Well, no one really knows exactly why tornadoes form.

There are two main ingredients needed for tornado formation: wind shear and thunderstorms.

Thunderstorms usually develop in warm, moist air in advance of eastward-moving cold fronts. These thunderstorms often produce large hail, strong winds, and tornadoes.

During the spring in the Central Plains, thunderstorms frequently develop along a "dryline," which separates very warm, moist air to the east from hot, dry air to the west. Tornado-producing thunderstorms may form as the dryline moves east during the afternoon hours.

Wind shear occurs when the speed or direction of the wind varies with altitude. This "tilts" a thunderstorm, separating the updraft region from the downdraft region, allowing the storm to become stronger and last for hours.

• Data excerpt
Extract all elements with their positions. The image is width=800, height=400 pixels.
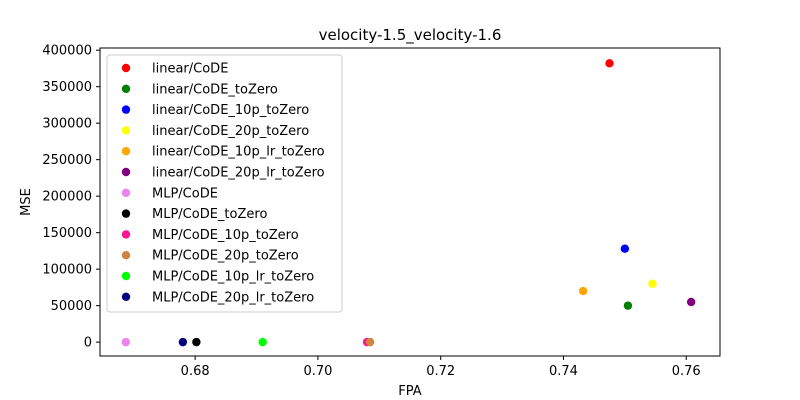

• Job A
Using the text on tornado formation, answer these questions:
(i) What two main ingredients does it name for tornado formation?
(ii) What does a "dryline" separate?
(iii) When does wind shear occur?
• Job B
Write the next paragraph of the text on tornado formation, picking up after its last sentence.

• Task result A
(i) Wind shear and thunderstorms.
(ii) Very warm, moist air to the east from hot, dry air to the west.
(iii) When the speed or direction of the wind varies with altitude.

• Task result B
The wind shear can also induce what is called horizontal vorticity, which is simply rolling masses of air. The updraft of a storm can then turn this vorticity vertical. The newly rotating updraft is now called a mesocyclone, and the storm a supercell. The lower portion of the mesocyclone then tightens and intensifies, developing into what we know as a tornado. How this happens is not fully understood but it is widely believed that a downdraft wraps around the mesocyclone and "squeezes" it into a tighter vortex.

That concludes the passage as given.